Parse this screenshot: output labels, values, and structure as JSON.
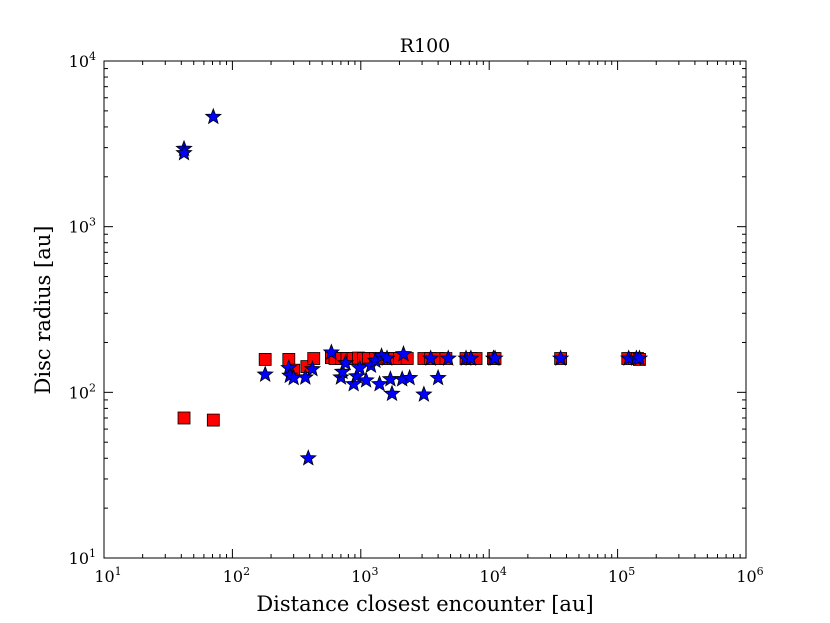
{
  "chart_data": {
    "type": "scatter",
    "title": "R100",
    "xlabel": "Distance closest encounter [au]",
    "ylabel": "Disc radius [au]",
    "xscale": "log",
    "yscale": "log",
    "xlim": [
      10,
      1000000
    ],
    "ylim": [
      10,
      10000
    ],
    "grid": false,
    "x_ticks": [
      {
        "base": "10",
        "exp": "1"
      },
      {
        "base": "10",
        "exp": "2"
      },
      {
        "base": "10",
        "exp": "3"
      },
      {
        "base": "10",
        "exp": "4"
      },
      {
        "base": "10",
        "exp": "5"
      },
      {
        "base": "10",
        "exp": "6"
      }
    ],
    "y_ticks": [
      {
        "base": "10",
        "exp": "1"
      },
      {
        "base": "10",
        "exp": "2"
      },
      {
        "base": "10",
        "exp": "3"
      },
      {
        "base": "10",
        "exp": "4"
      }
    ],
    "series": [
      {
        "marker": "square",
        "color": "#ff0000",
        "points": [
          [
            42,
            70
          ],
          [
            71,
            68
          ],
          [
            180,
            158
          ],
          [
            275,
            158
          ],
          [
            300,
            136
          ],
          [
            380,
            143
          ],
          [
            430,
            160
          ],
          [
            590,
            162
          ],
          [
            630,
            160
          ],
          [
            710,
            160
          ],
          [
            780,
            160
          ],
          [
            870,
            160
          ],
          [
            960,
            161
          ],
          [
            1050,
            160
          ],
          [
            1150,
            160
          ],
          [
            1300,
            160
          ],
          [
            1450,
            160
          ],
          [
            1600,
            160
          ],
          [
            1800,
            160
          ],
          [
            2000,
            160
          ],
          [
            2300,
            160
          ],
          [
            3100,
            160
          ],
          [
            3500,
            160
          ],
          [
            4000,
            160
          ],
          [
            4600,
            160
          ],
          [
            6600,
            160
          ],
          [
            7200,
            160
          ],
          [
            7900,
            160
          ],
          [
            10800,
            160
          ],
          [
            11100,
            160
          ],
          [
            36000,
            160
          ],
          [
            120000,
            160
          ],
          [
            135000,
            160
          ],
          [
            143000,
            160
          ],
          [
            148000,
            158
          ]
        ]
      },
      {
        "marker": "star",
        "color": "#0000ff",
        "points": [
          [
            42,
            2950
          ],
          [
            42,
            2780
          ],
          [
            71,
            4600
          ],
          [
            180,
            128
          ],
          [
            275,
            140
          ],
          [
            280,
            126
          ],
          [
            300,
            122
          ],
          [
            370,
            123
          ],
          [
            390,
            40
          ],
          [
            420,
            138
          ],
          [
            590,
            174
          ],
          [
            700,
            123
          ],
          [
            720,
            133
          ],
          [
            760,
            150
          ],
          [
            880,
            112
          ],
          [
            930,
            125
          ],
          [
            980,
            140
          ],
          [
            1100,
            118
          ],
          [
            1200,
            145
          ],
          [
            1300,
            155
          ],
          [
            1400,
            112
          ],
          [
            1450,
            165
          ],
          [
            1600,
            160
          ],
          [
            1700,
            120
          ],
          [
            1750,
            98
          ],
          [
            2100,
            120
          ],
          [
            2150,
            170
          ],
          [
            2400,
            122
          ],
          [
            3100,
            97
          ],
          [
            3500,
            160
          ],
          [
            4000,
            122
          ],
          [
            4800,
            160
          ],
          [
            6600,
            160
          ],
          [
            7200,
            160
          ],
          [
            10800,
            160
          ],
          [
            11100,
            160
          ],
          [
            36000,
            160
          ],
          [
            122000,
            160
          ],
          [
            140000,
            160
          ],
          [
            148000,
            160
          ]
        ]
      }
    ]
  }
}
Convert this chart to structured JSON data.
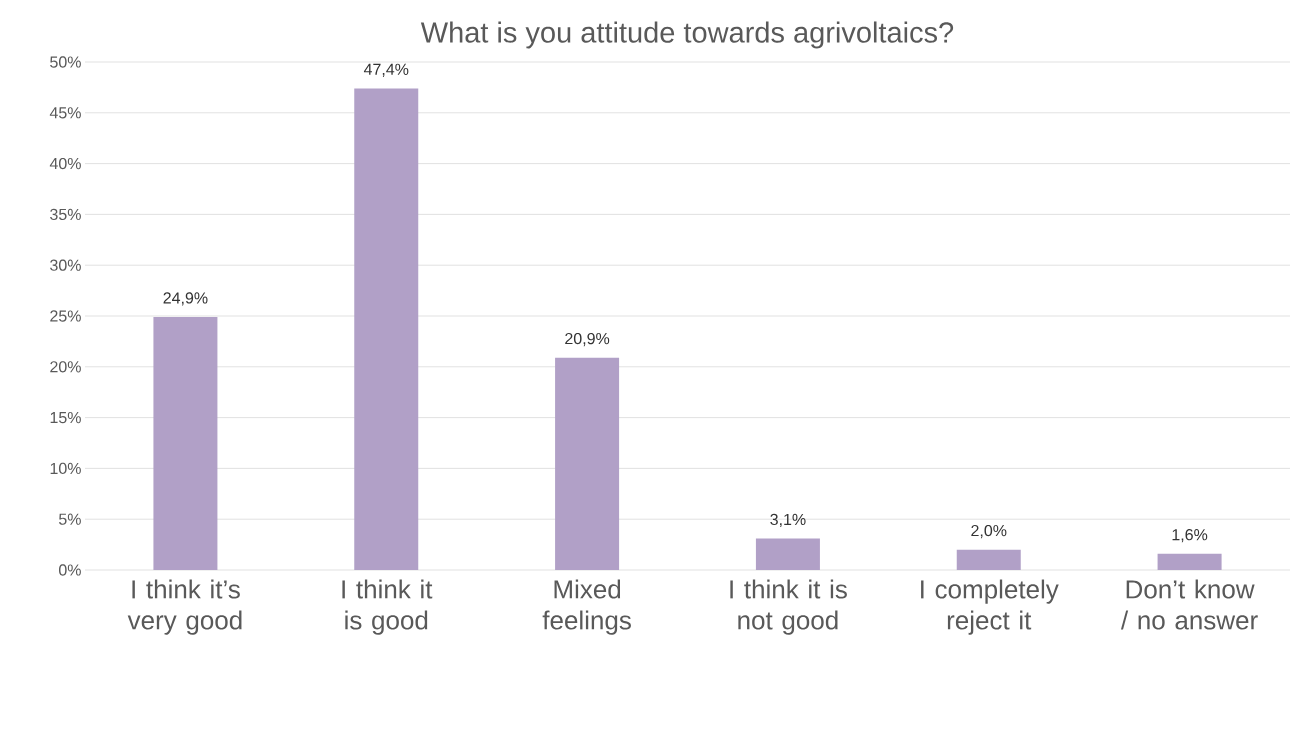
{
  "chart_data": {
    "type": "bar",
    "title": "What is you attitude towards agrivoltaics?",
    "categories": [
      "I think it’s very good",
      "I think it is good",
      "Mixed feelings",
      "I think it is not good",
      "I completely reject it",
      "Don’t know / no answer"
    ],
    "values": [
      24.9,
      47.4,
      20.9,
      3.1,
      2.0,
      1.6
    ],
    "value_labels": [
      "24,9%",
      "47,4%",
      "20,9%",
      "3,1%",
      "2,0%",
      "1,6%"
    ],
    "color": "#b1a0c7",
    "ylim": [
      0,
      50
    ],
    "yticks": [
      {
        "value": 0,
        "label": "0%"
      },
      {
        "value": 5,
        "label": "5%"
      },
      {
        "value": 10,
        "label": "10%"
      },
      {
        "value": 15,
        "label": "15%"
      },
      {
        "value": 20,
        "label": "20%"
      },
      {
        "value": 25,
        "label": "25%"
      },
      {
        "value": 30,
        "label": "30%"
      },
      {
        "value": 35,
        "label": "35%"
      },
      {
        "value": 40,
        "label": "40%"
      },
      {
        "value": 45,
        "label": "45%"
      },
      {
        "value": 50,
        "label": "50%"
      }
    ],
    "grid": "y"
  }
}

——————————

Copy in full each line that holds the word "color".

        "color": "#ff0000",
        "color": "#0000ff",
    "color": "#b1a0c7",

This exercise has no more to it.